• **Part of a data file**

::::::::

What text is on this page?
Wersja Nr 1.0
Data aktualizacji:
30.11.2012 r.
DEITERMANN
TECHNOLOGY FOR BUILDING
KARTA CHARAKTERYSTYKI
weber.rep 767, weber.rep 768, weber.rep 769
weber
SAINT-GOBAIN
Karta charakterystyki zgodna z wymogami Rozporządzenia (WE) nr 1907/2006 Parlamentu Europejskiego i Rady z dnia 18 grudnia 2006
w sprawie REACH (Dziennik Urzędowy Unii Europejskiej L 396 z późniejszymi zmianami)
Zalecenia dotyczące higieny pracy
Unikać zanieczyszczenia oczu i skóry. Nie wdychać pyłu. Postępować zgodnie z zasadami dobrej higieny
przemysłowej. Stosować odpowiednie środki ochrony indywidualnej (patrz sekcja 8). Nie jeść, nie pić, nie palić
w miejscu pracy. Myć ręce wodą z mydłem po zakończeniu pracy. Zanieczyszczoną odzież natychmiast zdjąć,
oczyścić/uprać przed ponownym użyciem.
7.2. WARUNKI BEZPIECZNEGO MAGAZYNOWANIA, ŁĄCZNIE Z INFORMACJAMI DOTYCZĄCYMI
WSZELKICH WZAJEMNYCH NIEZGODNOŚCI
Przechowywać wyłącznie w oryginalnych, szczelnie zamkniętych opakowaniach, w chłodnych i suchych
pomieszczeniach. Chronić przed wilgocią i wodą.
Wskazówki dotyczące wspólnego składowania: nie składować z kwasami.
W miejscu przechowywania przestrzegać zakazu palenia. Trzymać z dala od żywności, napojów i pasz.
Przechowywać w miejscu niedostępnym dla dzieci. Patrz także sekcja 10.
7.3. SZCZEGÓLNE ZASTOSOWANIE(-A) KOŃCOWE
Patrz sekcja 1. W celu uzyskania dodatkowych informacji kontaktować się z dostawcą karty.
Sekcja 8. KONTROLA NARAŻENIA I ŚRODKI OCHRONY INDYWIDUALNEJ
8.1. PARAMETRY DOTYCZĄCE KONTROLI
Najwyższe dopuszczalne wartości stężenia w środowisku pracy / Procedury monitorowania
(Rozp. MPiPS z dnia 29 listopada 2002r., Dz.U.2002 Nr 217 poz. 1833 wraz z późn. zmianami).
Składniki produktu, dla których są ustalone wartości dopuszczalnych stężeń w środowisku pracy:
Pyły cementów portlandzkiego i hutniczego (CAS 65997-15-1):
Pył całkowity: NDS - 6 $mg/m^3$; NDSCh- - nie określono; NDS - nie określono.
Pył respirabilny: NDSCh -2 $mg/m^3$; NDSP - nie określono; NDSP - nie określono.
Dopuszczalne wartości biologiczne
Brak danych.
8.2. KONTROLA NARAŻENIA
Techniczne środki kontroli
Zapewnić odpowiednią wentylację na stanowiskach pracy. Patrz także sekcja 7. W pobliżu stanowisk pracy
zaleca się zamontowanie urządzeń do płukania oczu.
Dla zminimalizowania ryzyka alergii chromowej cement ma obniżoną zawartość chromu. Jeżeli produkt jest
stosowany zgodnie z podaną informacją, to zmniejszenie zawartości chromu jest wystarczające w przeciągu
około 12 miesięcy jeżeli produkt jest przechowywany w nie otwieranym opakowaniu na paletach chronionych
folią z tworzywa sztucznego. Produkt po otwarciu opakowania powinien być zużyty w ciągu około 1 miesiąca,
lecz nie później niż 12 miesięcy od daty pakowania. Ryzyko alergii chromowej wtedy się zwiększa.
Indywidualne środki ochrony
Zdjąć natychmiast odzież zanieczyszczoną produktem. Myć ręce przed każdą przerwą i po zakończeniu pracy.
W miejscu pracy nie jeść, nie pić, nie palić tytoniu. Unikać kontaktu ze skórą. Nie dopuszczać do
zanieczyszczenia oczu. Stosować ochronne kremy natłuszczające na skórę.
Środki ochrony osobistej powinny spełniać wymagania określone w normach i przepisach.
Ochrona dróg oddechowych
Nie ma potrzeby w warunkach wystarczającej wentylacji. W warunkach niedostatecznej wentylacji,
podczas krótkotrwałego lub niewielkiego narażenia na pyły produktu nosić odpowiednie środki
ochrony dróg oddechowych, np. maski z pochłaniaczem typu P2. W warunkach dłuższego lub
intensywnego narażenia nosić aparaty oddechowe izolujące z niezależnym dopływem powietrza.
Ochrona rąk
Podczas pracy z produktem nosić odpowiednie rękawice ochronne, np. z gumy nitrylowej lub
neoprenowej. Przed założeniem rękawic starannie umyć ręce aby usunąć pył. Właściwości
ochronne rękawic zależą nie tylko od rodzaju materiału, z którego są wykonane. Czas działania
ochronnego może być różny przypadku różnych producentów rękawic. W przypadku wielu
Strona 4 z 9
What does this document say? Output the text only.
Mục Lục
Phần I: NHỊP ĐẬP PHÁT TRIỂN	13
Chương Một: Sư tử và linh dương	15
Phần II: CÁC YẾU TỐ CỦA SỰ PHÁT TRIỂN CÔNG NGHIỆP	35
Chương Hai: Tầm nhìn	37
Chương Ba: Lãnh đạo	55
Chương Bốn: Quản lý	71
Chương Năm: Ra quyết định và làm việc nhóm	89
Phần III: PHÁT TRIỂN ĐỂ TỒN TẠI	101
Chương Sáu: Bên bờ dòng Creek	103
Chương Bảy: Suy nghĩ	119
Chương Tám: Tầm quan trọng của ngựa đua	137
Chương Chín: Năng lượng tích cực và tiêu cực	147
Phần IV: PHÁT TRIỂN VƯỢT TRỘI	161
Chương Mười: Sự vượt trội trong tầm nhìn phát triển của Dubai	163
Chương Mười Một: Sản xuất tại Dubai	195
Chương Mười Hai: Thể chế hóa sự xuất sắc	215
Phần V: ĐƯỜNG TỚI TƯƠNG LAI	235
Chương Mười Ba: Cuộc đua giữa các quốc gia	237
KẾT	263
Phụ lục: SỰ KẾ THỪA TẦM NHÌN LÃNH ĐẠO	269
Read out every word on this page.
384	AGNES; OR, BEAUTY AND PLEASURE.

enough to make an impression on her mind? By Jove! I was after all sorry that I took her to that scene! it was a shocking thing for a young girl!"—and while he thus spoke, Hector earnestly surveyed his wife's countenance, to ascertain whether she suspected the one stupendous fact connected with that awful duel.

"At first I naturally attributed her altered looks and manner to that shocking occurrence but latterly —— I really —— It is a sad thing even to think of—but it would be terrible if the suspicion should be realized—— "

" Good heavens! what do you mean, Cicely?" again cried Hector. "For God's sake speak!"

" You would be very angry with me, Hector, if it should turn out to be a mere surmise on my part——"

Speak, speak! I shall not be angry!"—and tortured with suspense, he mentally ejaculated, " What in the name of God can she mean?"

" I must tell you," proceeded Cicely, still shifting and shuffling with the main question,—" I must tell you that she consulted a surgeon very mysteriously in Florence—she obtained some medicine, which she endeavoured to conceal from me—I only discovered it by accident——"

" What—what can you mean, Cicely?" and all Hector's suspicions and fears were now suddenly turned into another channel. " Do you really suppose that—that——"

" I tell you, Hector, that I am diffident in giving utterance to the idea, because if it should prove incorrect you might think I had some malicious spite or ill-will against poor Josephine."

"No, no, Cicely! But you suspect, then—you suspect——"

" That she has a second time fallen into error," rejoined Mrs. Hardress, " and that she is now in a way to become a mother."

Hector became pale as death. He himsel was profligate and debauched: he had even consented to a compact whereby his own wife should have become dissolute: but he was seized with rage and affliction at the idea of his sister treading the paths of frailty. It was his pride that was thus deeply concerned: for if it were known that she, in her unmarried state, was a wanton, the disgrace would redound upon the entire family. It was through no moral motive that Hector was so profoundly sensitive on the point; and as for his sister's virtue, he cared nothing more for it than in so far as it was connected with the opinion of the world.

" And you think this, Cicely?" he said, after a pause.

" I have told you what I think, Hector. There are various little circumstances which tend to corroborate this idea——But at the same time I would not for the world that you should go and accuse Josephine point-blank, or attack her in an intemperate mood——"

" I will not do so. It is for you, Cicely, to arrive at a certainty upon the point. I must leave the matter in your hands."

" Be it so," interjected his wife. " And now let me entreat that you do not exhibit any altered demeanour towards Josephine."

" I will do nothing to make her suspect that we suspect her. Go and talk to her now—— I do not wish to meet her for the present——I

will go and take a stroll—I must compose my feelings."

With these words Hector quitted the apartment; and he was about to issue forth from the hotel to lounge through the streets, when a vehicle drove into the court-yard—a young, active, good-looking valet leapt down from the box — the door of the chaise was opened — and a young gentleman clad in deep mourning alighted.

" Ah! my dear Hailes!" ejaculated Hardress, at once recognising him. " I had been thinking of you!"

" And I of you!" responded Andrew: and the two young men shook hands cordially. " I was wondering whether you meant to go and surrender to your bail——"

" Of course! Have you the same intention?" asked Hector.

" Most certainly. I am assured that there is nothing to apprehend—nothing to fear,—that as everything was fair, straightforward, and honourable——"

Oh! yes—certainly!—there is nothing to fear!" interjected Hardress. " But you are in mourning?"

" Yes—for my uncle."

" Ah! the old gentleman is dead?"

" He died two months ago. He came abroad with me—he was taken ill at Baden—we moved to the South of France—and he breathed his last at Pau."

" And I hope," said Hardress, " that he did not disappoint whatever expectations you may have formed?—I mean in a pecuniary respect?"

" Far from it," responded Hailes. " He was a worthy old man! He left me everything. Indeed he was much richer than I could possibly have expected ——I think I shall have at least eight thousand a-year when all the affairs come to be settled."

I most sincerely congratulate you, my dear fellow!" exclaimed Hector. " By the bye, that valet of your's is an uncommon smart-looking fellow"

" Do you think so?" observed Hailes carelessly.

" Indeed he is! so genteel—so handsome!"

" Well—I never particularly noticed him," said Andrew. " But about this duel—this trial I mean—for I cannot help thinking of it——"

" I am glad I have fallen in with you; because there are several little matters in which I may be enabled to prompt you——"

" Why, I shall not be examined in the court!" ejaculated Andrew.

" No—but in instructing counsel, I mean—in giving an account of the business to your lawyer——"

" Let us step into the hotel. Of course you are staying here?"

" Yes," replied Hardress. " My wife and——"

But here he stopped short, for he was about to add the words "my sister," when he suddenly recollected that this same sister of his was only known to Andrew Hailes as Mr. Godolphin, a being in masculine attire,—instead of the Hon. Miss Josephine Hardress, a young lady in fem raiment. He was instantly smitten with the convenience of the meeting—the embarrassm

::::::::

• **TASK BRIEF**
Keep only those lines of the records that hold "thus", and return them.

• **SOLUTION TO THE PROBLEM**
enough to make an impression on her mind? By Jove! I was after all sorry that I took her to that scene! it was a shocking thing for a young girl!"—and while he thus spoke, Hector earnestly surveyed his wife's countenance, to ascertain whether she suspected the one stupendous fact connected with that awful duel.
Hector became pale as death. He himsel was profligate and debauched: he had even consented to a compact whereby his own wife should have become dissolute: but he was seized with rage and affliction at the idea of his sister treading the paths of frailty. It was his pride that was thus deeply concerned: for if it were known that she, in her unmarried state, was a wanton, the disgrace would redound upon the entire family. It was through no moral motive that Hector was so profoundly sensitive on the point; and as for his sister's virtue, he cared nothing more for it than in so far as it was connected with the opinion of the world.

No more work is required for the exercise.